** begin DATA SUPPLIED **

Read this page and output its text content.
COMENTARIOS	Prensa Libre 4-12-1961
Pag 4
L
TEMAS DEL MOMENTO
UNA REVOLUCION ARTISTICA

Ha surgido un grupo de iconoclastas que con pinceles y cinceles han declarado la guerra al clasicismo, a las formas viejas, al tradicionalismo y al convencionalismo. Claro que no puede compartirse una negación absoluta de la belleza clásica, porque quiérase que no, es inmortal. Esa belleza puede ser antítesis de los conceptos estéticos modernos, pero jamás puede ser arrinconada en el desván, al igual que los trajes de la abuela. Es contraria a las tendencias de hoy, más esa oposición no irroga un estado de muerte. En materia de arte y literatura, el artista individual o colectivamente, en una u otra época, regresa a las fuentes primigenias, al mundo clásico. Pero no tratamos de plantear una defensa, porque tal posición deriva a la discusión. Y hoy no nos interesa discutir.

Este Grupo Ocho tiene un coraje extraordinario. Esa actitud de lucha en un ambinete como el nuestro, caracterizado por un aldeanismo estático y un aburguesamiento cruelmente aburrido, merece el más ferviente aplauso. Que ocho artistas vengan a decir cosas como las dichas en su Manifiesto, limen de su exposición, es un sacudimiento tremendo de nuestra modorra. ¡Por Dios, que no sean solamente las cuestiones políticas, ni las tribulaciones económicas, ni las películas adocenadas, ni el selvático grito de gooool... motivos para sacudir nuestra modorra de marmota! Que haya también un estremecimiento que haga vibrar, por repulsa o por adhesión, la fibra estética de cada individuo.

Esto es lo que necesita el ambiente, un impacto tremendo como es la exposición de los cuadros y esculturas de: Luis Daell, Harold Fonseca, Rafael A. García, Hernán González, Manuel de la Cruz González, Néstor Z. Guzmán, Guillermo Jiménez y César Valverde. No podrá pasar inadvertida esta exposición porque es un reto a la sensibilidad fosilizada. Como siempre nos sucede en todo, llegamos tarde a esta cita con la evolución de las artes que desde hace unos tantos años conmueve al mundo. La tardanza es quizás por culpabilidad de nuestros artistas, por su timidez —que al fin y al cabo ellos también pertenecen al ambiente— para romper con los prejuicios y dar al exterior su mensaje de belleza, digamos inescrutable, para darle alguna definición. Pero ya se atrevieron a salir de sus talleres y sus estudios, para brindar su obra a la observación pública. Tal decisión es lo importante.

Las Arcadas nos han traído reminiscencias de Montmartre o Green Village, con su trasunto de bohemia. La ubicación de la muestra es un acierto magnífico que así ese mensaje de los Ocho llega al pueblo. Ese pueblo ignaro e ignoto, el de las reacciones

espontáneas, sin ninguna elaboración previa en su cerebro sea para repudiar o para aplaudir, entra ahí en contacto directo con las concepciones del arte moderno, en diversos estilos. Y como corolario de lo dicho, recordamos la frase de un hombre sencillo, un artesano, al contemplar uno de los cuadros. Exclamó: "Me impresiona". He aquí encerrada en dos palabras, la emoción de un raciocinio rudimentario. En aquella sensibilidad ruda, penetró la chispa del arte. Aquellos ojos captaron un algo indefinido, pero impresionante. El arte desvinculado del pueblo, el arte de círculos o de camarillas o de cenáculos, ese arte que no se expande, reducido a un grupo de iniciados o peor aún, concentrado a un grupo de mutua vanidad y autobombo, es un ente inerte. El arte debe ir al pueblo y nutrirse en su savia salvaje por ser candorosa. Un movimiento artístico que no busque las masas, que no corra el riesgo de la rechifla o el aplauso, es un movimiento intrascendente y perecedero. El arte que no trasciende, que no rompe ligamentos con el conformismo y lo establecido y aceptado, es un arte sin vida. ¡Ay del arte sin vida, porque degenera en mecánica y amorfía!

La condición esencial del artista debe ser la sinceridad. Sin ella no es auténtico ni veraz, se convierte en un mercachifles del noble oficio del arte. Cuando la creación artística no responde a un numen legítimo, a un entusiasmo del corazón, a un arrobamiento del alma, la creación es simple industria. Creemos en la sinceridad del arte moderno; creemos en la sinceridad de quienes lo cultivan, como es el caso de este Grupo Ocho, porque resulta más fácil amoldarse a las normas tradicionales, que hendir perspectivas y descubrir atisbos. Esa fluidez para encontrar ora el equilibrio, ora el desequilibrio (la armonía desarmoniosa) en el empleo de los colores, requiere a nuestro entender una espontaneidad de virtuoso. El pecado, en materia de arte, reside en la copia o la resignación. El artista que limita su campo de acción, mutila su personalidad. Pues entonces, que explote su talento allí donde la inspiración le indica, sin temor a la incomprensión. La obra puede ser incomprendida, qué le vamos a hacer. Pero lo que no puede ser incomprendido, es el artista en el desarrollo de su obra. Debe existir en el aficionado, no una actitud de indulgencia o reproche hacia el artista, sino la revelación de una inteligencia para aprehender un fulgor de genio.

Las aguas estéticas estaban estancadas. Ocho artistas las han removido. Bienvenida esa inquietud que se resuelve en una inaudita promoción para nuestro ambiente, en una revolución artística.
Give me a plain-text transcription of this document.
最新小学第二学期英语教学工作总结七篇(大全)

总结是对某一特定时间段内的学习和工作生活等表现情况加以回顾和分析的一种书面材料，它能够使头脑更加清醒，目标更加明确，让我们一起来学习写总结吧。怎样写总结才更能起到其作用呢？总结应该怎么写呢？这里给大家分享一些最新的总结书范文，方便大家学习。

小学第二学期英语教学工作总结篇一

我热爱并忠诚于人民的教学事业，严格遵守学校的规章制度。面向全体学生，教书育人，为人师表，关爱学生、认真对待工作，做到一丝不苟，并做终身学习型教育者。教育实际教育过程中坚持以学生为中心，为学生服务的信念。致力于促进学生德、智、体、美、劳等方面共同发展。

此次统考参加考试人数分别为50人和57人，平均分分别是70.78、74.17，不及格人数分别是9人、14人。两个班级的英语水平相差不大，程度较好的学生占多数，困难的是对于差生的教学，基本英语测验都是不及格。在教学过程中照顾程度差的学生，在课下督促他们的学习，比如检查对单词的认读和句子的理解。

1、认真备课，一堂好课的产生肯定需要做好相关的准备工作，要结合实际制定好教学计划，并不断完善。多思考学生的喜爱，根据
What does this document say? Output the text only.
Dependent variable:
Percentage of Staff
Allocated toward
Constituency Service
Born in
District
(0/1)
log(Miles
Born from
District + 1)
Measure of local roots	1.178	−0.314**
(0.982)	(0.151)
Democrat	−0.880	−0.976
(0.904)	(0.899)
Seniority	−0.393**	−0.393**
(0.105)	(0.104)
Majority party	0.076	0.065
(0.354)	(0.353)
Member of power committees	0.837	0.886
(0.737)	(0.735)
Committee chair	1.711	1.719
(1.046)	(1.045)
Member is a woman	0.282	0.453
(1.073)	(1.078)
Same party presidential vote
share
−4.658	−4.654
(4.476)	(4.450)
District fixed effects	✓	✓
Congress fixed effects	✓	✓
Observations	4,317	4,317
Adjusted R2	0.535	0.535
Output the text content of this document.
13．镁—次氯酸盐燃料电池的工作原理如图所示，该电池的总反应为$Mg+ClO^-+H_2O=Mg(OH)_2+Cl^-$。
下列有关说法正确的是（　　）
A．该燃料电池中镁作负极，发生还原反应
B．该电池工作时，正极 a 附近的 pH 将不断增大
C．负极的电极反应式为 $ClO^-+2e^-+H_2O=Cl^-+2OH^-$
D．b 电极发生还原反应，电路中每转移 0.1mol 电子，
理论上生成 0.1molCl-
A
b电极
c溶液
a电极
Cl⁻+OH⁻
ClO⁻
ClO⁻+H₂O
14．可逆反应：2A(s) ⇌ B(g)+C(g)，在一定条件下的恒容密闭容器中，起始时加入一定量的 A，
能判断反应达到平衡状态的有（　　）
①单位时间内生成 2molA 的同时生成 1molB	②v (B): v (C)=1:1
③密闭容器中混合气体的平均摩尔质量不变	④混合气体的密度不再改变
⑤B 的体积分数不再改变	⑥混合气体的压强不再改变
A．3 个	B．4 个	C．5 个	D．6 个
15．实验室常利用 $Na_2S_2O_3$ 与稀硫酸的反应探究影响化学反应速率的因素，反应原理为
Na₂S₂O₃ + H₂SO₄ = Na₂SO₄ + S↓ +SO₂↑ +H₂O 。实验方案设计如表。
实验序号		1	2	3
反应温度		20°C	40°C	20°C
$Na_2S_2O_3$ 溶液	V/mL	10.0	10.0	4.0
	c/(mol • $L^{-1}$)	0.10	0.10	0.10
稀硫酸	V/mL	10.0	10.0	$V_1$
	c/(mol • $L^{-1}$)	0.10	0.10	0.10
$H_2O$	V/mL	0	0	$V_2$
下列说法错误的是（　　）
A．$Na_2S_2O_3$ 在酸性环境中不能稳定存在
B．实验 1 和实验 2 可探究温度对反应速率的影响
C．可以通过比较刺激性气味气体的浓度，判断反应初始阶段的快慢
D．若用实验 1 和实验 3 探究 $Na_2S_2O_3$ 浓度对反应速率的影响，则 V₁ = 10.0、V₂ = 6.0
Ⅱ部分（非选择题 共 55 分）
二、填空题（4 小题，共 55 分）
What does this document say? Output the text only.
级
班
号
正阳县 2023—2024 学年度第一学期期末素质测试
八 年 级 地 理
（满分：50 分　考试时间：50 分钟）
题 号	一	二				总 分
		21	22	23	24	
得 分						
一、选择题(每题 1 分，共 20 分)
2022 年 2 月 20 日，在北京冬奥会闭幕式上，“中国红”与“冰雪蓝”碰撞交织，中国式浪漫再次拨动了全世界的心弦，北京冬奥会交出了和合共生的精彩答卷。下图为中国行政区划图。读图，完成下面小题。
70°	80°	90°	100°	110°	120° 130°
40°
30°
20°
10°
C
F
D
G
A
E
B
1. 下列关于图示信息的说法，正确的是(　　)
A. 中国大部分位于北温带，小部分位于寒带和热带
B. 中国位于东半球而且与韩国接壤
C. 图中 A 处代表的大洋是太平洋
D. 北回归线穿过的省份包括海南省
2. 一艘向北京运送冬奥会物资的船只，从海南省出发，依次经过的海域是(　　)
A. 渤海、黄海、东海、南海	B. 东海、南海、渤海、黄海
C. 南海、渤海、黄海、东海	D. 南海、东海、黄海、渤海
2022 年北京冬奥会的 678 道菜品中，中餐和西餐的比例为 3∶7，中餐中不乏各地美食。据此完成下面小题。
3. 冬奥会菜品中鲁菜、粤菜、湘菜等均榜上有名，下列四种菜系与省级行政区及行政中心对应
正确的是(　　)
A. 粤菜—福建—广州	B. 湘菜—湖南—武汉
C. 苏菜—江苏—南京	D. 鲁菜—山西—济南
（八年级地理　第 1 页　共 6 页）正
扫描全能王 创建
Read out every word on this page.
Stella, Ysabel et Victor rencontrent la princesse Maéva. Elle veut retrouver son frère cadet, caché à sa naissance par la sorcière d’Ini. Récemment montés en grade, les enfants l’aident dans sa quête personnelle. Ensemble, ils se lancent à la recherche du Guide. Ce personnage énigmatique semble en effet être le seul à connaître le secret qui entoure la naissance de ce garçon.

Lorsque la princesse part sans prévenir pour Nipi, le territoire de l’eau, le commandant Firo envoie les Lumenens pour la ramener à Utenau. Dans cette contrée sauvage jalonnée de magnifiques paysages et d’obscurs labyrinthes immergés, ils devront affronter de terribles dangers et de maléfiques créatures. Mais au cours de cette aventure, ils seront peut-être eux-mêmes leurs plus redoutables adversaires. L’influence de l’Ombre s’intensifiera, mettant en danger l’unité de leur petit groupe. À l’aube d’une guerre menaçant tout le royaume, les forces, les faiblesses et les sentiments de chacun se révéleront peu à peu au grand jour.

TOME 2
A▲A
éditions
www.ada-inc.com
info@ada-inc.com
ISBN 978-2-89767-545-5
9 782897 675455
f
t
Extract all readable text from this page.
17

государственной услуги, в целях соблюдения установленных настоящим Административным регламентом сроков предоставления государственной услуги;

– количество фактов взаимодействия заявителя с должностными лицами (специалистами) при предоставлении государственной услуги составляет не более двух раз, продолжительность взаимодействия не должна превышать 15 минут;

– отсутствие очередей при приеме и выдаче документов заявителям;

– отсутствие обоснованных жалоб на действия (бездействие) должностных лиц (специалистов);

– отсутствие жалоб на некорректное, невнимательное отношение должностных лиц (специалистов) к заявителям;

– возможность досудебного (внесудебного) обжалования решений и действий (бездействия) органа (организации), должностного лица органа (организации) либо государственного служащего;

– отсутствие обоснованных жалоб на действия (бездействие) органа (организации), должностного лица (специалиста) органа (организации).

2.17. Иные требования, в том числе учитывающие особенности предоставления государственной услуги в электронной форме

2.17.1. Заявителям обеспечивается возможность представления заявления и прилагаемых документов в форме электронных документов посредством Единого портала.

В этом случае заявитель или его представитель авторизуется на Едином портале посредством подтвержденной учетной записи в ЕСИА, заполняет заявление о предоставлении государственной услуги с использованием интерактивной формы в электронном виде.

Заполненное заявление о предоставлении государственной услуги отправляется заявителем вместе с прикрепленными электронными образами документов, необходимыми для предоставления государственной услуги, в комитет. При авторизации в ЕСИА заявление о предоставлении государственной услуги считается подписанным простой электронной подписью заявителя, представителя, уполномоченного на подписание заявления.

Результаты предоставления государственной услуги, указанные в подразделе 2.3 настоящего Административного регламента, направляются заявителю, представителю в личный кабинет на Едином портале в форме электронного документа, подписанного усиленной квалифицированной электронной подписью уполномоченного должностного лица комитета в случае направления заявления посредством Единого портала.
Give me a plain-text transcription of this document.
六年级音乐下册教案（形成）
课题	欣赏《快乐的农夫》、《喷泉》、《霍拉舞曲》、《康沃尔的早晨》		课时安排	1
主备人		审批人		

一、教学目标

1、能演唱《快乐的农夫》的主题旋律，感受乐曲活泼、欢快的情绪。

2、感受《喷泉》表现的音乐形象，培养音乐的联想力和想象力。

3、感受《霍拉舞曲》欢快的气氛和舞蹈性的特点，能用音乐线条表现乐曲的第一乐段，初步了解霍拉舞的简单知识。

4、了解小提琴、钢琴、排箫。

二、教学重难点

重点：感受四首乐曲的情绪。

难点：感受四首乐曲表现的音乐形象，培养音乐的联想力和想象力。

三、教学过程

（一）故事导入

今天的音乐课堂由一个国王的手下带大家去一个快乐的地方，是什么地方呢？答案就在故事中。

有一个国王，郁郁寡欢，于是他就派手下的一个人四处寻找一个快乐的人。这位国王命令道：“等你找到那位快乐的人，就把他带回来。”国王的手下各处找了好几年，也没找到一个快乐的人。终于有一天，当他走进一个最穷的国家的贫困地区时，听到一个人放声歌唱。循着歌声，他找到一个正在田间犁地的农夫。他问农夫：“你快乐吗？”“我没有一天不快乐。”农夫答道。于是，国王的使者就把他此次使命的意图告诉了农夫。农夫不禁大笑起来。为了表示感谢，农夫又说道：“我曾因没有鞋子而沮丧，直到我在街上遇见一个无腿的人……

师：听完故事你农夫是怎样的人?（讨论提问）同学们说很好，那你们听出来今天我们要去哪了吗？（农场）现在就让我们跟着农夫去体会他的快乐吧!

** end DATA SUPPLIED **

■ EXERCISE DIRECTIONS
Determine how many lines contain the word "page" and reply with that number alone.

■ SOLUTION TO THIS TASK
3